__Goal__: Check every line of the material below for "gmail". Give the number of lines that have it, and only that.

(Records)
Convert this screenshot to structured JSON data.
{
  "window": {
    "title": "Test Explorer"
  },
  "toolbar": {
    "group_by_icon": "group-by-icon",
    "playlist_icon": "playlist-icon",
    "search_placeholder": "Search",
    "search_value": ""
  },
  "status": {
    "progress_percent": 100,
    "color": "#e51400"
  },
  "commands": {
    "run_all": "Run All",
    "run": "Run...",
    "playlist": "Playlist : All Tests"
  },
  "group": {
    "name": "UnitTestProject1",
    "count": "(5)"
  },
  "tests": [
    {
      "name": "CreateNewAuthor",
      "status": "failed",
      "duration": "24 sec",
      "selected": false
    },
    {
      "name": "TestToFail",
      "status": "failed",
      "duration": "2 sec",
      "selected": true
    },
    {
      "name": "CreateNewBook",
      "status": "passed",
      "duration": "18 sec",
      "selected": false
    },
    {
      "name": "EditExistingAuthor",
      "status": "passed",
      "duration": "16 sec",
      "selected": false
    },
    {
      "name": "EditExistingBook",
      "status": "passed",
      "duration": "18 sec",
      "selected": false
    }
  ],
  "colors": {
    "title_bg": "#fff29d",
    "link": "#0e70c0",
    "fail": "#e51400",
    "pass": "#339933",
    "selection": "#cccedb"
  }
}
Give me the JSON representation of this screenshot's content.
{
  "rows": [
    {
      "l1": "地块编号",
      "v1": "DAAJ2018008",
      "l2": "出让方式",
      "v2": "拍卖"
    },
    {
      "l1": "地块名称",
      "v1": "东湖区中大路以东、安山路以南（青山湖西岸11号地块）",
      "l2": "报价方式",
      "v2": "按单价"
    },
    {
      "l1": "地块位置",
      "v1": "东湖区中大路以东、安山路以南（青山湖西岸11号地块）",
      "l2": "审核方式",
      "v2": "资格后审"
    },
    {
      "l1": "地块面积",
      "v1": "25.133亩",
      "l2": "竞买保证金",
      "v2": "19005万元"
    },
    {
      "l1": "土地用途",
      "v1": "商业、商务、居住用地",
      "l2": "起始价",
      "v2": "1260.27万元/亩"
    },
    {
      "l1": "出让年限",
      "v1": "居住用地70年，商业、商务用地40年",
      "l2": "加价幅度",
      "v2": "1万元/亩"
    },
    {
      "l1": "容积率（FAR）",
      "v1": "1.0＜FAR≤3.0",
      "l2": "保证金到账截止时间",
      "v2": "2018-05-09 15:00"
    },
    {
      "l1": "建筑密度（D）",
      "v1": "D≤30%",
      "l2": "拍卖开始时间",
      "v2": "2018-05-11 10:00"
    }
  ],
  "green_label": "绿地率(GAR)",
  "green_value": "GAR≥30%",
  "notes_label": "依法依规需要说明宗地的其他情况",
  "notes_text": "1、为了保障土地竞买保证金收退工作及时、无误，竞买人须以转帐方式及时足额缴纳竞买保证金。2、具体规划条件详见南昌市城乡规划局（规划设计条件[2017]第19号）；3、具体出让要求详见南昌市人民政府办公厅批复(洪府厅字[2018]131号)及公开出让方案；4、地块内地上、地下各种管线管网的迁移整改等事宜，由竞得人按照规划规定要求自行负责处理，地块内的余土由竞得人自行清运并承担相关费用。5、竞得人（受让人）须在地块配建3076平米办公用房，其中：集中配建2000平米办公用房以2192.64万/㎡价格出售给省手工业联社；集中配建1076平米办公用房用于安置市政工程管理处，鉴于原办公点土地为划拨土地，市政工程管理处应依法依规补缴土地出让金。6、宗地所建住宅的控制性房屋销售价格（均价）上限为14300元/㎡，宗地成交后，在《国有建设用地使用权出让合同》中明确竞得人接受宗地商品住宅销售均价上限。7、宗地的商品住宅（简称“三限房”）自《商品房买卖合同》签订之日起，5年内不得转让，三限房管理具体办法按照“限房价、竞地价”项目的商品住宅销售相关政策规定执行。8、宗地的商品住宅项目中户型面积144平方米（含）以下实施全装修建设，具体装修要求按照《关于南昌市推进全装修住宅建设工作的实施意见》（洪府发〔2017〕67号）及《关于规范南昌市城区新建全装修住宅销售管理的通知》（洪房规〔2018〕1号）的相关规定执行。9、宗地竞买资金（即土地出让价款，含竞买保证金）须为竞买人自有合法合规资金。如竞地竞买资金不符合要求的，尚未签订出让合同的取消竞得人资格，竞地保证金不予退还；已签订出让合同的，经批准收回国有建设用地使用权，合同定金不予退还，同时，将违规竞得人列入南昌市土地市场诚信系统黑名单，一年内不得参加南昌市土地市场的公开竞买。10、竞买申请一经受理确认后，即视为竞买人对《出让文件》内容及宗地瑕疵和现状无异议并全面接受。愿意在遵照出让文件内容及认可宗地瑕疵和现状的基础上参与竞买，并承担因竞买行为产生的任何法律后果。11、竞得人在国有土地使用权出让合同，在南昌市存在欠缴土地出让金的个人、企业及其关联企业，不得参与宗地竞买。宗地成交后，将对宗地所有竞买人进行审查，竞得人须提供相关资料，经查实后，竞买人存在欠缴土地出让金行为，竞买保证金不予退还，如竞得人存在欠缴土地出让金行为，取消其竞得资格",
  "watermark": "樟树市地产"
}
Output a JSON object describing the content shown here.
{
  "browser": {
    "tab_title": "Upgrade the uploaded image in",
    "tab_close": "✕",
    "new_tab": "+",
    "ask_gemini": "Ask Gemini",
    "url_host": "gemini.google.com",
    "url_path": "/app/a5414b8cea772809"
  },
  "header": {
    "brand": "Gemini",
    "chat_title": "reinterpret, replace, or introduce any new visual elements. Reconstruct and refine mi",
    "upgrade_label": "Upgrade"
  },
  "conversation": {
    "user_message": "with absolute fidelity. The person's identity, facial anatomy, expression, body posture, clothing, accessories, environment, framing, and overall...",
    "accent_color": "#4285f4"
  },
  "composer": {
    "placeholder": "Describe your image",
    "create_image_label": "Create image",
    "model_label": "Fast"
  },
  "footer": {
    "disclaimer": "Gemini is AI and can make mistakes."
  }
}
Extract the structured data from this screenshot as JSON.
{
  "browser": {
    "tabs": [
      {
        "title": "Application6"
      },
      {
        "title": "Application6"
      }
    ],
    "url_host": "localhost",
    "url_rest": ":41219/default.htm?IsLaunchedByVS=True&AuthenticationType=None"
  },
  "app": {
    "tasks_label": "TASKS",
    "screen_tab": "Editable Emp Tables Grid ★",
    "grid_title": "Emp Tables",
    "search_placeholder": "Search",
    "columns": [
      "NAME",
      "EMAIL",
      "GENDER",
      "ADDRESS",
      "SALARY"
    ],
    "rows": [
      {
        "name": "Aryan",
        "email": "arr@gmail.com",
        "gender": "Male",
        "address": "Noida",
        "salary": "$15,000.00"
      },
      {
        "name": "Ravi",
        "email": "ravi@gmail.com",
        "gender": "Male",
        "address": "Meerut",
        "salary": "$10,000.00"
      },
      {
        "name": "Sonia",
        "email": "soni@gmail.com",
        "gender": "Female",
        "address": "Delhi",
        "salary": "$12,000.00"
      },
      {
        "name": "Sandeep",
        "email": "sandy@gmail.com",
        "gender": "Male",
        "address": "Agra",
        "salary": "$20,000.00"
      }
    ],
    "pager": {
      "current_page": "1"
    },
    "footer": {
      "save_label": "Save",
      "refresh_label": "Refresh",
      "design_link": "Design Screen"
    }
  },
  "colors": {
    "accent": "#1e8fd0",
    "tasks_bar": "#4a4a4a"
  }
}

__Full answer__: 4